[Data listing]
▬▬▬

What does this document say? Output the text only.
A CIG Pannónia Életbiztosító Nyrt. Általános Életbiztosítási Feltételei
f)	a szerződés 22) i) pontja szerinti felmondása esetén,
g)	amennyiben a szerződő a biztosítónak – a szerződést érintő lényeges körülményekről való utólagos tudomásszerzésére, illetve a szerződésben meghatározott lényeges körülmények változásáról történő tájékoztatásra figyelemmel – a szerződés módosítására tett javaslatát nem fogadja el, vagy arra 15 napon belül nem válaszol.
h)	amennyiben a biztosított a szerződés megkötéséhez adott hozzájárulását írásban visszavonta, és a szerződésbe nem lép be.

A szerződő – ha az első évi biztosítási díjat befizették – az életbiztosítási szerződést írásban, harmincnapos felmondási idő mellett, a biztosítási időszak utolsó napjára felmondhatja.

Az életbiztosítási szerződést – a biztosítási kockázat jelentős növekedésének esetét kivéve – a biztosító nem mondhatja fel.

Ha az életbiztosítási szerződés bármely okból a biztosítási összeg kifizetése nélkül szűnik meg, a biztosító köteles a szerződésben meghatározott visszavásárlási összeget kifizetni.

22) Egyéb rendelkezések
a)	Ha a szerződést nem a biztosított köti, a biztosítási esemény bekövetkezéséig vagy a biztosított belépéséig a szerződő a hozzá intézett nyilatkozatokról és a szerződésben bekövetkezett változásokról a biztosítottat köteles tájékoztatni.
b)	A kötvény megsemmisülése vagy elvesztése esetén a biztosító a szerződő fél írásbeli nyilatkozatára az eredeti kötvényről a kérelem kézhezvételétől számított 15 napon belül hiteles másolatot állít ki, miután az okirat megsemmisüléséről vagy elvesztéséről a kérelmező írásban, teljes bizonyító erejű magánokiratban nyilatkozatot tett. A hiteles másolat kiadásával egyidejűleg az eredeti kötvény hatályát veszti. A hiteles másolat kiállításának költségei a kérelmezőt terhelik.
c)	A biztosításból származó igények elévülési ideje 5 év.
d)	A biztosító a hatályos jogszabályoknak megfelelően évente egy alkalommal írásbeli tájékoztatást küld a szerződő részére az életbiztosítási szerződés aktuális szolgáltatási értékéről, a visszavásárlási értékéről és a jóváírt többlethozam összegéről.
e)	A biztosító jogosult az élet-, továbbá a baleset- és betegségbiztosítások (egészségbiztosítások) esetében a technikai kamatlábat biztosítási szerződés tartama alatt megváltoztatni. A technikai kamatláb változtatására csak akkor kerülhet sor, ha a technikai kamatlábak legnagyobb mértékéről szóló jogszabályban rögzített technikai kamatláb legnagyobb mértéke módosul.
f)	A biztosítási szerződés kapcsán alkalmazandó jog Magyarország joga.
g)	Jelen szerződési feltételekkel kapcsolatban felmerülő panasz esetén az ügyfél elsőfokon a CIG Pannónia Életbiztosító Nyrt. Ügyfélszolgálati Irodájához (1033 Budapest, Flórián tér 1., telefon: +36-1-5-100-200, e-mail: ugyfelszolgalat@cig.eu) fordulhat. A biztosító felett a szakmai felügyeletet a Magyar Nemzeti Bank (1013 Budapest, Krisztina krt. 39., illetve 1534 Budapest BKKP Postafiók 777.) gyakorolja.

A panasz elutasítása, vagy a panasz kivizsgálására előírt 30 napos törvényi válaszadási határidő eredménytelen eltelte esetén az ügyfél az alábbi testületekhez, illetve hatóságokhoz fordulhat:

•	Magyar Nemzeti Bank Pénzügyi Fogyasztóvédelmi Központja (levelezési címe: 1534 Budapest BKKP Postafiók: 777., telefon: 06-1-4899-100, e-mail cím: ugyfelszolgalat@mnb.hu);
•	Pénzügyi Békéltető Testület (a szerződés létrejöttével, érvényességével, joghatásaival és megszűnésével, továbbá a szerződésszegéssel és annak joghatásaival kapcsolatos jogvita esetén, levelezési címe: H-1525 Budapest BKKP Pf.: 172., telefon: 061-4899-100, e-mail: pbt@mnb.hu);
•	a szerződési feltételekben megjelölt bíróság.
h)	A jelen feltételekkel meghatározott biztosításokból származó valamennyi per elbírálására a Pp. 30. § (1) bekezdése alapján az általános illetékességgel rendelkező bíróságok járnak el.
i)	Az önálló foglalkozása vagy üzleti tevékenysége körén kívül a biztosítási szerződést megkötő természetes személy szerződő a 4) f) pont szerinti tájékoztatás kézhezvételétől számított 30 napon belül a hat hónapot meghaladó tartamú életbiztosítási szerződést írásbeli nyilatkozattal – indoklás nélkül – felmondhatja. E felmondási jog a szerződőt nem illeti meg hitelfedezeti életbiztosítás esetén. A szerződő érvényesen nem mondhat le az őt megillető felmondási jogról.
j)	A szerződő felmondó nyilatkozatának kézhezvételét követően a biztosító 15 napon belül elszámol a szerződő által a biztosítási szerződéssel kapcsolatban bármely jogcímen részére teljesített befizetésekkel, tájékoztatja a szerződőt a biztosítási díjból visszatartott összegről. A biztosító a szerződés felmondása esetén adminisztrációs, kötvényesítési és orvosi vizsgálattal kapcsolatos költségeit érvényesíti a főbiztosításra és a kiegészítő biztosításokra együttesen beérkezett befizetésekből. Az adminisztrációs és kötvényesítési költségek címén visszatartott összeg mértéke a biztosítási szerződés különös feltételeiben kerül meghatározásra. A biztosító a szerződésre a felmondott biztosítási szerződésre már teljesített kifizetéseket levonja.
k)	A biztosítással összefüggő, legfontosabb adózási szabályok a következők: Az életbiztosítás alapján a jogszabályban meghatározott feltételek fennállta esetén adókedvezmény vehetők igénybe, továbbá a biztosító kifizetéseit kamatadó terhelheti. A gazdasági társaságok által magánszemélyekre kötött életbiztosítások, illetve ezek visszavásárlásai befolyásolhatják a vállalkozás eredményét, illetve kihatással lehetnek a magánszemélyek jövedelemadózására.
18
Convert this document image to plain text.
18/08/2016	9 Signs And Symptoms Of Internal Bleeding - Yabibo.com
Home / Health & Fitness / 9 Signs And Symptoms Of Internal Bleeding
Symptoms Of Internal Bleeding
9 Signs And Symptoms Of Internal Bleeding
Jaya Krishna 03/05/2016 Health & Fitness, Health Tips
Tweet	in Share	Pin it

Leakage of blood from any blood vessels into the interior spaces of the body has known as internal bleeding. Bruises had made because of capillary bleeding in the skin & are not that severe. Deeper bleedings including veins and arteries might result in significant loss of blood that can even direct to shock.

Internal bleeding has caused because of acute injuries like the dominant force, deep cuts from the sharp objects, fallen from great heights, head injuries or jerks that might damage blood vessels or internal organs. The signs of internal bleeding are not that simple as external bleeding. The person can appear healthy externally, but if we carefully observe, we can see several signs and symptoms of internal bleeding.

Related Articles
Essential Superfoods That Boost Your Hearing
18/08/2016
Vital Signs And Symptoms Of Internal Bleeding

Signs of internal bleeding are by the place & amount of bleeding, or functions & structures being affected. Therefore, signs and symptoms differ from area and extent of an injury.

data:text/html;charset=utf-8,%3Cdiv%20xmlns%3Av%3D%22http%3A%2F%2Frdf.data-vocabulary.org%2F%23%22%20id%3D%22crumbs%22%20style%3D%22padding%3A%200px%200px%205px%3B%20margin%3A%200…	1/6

▬▬▬

Tally how many lines of the material contain the word "this". The answer must be the number and nothing else.

■ **ANSWER IN FULL**
2